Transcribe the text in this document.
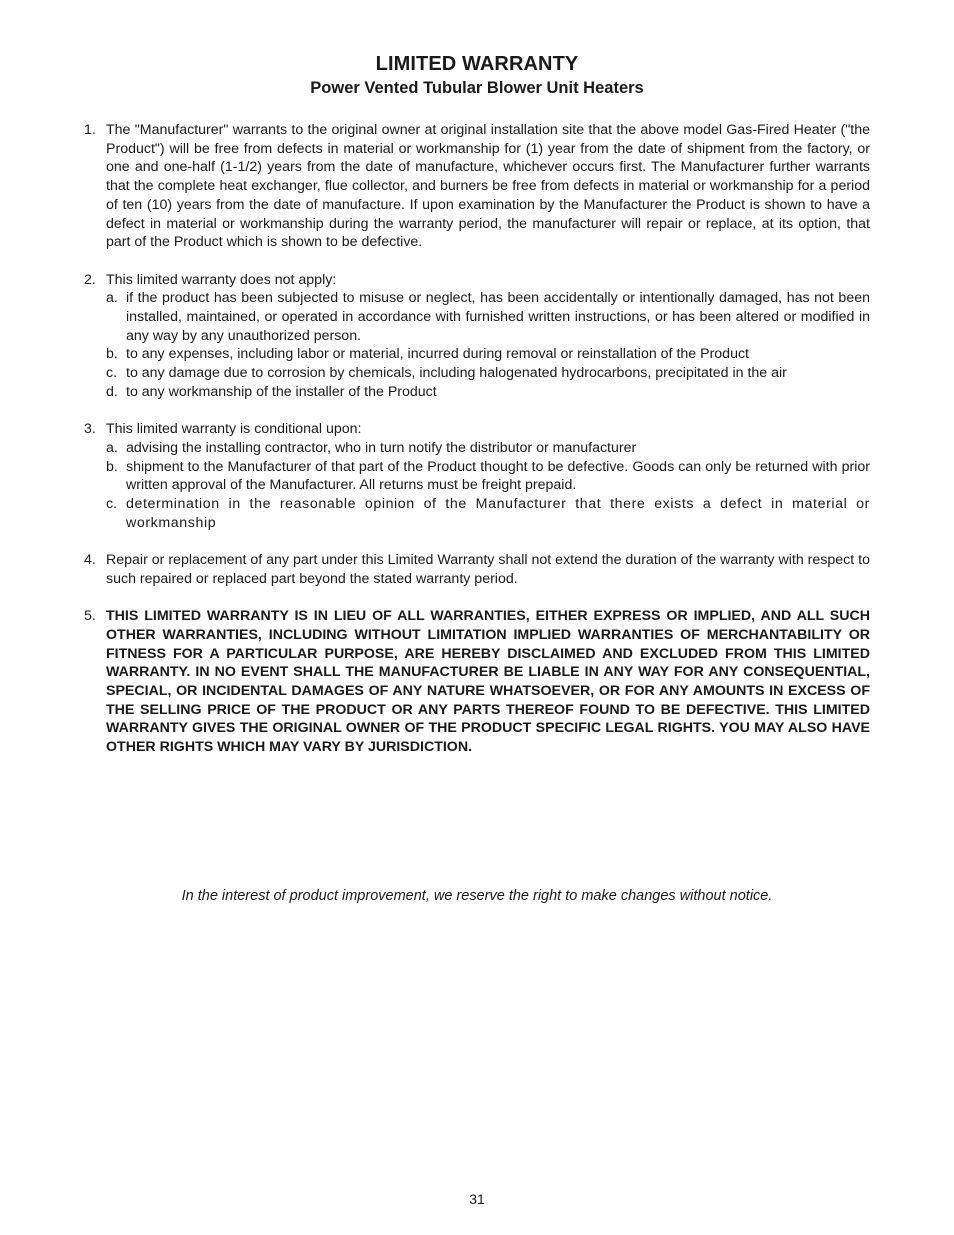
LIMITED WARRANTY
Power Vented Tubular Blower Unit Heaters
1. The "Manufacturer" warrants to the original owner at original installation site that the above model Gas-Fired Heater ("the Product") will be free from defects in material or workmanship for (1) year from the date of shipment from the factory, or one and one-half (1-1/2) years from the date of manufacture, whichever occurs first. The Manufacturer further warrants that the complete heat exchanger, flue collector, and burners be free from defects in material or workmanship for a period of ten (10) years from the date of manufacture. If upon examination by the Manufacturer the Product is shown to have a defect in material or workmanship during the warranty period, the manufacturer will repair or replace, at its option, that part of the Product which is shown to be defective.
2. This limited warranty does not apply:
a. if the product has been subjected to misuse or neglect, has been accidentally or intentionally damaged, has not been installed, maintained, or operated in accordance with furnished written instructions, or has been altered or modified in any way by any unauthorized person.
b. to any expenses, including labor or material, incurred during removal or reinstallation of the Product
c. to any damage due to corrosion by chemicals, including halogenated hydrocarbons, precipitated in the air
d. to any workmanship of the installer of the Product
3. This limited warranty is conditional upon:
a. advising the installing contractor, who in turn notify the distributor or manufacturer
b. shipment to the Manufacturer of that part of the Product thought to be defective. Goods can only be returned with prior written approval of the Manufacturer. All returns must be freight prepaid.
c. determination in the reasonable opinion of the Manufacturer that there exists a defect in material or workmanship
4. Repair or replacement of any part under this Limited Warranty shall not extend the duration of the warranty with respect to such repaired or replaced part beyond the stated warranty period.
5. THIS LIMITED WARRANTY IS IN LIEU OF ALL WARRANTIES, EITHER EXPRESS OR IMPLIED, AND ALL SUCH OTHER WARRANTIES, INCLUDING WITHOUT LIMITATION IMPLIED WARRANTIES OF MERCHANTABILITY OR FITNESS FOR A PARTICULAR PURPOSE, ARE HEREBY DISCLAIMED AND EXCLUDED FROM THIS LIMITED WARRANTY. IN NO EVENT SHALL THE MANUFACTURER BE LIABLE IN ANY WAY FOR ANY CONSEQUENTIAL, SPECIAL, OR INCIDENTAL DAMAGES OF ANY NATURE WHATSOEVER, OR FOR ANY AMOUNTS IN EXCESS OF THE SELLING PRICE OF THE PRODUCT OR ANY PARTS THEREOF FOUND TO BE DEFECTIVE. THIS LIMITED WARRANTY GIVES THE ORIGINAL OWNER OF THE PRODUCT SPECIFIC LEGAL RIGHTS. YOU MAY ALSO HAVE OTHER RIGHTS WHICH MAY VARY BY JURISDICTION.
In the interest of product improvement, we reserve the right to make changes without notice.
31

* * *

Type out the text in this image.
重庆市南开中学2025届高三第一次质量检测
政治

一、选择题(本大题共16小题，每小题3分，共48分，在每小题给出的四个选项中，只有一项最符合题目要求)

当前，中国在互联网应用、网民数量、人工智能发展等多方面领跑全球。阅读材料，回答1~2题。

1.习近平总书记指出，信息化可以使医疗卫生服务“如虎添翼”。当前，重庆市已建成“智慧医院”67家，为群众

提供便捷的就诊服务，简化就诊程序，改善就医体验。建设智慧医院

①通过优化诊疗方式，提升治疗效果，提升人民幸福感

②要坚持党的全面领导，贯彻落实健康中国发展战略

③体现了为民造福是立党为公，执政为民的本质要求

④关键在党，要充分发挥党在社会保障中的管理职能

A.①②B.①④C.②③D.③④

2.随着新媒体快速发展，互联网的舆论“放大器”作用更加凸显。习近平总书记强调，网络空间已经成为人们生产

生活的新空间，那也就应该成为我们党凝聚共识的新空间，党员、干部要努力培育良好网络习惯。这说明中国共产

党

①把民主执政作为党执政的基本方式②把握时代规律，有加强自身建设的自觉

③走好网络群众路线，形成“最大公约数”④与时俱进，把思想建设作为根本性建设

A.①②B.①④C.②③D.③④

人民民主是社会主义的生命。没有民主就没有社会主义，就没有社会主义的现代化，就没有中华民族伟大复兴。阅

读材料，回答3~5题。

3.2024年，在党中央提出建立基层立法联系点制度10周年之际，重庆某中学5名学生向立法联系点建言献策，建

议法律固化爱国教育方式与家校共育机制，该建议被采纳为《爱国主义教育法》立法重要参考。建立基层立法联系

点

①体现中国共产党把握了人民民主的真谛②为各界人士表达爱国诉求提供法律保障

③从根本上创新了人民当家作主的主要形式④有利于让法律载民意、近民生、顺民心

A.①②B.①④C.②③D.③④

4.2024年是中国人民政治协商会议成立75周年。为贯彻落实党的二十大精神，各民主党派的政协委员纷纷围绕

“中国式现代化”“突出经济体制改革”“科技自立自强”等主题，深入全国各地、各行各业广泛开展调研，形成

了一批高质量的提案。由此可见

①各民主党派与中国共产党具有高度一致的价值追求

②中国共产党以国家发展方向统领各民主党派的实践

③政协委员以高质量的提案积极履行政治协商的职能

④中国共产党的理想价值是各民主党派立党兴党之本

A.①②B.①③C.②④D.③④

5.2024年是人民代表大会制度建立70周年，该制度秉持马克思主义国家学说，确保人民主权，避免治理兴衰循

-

...

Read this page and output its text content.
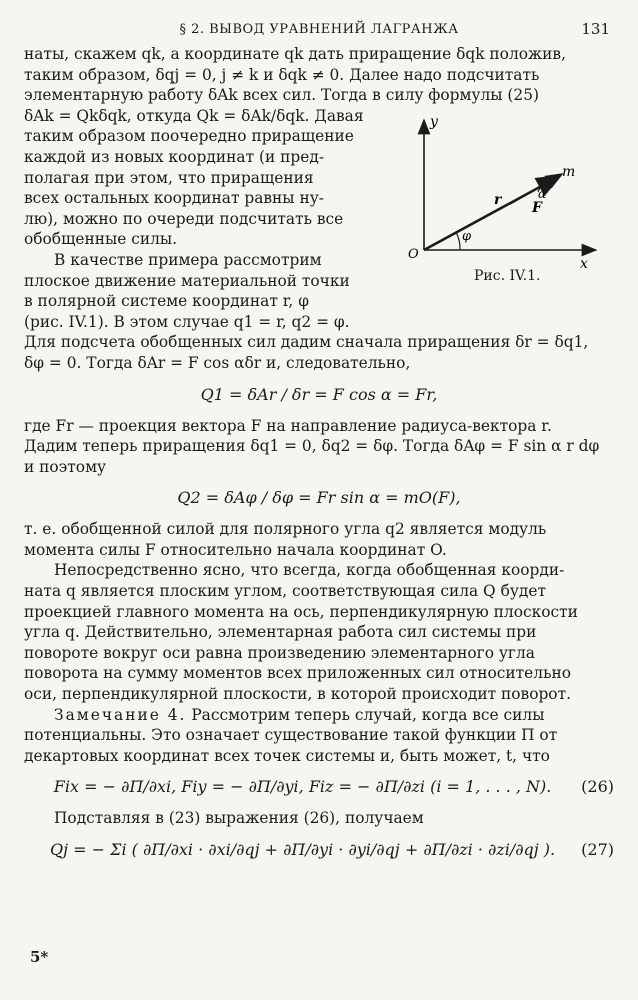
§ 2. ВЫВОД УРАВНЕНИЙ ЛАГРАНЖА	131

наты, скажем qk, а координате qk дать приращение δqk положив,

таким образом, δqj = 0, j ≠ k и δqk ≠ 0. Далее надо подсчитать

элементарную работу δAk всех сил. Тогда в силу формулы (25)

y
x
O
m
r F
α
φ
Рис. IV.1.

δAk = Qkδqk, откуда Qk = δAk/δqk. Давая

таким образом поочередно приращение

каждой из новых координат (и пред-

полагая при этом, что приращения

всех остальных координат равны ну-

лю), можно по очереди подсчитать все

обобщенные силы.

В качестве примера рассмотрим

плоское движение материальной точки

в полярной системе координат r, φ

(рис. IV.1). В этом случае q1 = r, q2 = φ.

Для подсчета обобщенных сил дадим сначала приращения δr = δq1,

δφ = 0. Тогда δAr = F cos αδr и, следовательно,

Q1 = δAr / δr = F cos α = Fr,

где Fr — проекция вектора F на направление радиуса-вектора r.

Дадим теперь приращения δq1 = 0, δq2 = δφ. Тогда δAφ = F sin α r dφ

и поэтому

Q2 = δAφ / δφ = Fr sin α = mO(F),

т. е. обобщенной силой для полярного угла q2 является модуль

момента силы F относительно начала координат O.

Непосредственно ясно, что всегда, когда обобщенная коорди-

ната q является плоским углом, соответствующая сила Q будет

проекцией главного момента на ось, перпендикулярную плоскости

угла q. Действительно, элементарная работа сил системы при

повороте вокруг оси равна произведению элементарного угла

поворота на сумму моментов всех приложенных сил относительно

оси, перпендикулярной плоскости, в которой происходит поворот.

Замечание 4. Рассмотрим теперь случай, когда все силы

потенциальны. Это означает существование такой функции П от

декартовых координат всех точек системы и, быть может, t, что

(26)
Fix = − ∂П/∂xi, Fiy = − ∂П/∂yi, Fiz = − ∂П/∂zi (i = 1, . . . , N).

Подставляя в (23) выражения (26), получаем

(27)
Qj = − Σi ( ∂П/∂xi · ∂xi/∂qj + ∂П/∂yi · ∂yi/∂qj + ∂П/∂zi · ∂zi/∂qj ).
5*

▸ Task prompt
Scan the material above for the string "text" and return the lines that hold it.

▸ Written answer
Transcribe the text in this document.
Type out the text in this image.
Read this page and output its text content.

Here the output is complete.